### QUOTED PASSAGE
= = = =
Creating RDDs from DataFrames

We can easily convert back from a DataFrame to an RDD using the pyspark.sql.DataFrame.rdd() method, along with pyspark.sql.Row.asDict() if we desire a Python dict of our records.


In [19]:
job_counts.rdd.map(lambda x: x.asDict()).collect()


Out[19]:
[{'name': 'Donald Trump', 'total': 1},
 {'name': 'Florian Liebert', 'total': 1},
 {'name': 'Don Brown', 'total': 1},
 {'name': 'Russell Jurney', 'total': 2},
 {'name': 'Steve Jobs', 'total': 1}]

Exercises

  1. Using the data from item 4 in the exercise above, convert the data back to its original form, a local collection of dict elements.

In [20]:
my_df.rdd.map(lambda x: x.asDict()).collect()


Out[20]:
[{'interest': 'Ancient Greece', 'name': 'Russell Jurney'},
 {'interest': 'Virtual Reality', 'name': 'Chris Jurney'},
 {'interest': 'Sports', 'name': 'Bill Jurney'},
 {'interest': 'Wildlife', 'name': 'Ruth Jurney'},
 {'interest': 'Sports', 'name': 'Bob Smith'}]

Loading and Inspecting Parquet Files

Using the SparkSession to load files as DataFrames and inspecting their contents...
= = = =
### RAW DATA

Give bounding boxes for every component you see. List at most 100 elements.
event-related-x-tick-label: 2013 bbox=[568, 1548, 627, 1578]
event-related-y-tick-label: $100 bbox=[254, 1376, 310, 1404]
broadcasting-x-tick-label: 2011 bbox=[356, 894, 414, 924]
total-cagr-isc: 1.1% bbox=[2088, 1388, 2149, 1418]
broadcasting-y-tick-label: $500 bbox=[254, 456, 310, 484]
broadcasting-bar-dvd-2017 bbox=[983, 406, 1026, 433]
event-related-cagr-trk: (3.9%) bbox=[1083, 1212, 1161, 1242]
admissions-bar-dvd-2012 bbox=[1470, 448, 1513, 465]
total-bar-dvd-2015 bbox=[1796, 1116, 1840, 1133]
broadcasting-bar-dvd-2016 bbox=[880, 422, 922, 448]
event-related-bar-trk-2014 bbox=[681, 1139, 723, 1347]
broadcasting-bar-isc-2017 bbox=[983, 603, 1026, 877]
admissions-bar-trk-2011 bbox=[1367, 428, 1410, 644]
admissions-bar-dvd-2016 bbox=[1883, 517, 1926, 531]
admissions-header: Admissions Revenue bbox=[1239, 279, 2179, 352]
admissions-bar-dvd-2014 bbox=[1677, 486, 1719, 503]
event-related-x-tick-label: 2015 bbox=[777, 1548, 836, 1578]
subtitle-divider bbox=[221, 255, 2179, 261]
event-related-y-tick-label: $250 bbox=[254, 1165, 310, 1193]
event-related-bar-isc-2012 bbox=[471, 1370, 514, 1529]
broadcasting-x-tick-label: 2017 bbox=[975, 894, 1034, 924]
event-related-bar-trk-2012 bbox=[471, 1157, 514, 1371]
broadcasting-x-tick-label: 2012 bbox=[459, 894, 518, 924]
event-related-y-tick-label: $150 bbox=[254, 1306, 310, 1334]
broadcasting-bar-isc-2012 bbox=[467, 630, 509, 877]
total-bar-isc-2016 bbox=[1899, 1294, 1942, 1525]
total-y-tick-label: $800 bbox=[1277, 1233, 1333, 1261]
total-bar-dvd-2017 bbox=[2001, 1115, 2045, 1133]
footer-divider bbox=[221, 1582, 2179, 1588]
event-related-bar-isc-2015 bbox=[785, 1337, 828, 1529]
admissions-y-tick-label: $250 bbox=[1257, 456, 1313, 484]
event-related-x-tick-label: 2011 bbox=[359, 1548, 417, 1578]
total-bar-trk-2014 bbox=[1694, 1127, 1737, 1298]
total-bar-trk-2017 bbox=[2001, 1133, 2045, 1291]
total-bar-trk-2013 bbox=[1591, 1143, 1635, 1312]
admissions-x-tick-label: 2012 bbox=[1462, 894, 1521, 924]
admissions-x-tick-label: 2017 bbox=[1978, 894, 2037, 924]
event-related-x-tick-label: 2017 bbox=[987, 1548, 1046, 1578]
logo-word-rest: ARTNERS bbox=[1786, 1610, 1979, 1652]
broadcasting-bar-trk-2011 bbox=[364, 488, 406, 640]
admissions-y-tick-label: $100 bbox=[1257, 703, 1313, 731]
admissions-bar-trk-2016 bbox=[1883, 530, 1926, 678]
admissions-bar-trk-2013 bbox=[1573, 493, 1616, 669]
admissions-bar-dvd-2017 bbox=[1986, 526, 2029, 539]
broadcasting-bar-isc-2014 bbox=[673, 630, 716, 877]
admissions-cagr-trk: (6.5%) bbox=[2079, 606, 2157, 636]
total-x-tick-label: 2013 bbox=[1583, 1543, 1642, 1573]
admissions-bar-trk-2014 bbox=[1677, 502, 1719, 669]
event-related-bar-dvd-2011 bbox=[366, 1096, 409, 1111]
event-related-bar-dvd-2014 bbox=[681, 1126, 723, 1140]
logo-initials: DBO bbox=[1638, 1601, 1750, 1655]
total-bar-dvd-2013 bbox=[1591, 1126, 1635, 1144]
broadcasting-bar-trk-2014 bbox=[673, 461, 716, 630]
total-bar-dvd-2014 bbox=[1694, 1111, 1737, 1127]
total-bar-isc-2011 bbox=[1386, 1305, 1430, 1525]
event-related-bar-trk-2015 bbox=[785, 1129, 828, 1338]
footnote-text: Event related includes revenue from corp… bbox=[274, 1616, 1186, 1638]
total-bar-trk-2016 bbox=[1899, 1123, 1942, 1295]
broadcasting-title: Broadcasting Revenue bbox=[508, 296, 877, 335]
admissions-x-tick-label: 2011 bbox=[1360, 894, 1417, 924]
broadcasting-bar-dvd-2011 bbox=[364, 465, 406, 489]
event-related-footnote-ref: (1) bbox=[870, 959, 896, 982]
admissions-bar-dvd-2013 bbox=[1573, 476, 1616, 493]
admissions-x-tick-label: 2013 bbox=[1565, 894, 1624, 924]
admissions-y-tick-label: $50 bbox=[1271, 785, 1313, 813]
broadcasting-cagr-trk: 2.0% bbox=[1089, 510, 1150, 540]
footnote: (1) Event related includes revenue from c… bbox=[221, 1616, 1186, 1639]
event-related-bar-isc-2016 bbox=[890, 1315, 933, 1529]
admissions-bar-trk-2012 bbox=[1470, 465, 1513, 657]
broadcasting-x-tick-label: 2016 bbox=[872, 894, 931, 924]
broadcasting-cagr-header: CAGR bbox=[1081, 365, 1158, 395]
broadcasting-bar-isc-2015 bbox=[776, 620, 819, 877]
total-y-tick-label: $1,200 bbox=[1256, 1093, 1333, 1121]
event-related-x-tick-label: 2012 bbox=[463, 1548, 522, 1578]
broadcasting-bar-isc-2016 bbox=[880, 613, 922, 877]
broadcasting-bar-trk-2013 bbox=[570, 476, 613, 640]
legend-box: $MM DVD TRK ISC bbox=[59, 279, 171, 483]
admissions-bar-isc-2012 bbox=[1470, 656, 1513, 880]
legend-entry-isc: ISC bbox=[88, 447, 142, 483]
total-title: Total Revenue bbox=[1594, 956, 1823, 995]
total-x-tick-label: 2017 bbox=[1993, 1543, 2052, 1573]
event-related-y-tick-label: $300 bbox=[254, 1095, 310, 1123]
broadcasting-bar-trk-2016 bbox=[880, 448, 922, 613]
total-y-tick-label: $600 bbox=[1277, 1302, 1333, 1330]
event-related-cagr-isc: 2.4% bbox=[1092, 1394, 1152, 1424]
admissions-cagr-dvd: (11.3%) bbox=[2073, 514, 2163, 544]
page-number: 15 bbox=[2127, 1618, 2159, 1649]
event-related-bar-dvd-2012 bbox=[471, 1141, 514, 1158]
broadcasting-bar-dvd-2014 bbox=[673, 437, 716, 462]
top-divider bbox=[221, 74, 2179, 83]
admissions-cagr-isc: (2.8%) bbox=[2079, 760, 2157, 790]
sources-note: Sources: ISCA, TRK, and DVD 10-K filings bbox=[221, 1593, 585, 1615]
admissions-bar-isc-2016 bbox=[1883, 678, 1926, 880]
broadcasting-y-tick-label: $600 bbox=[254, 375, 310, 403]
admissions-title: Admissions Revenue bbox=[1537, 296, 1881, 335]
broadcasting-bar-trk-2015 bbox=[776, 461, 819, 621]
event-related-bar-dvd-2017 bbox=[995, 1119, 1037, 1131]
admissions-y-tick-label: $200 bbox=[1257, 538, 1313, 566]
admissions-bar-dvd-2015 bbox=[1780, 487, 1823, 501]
= = = =
### WHAT IS REQUIRED
Reproduce, word for word, the stretch of the PySpark DataFrame-to-RDD excerpt from "Creating RDDs from" through "of our records.".

### ANSWER TO THIS TASK
Creating RDDs from DataFrames

We can easily convert back from a DataFrame to an RDD using the pyspark.sql.DataFrame.rdd() method, along with pyspark.sql.Row.asDict() if we desire a Python dict of our records.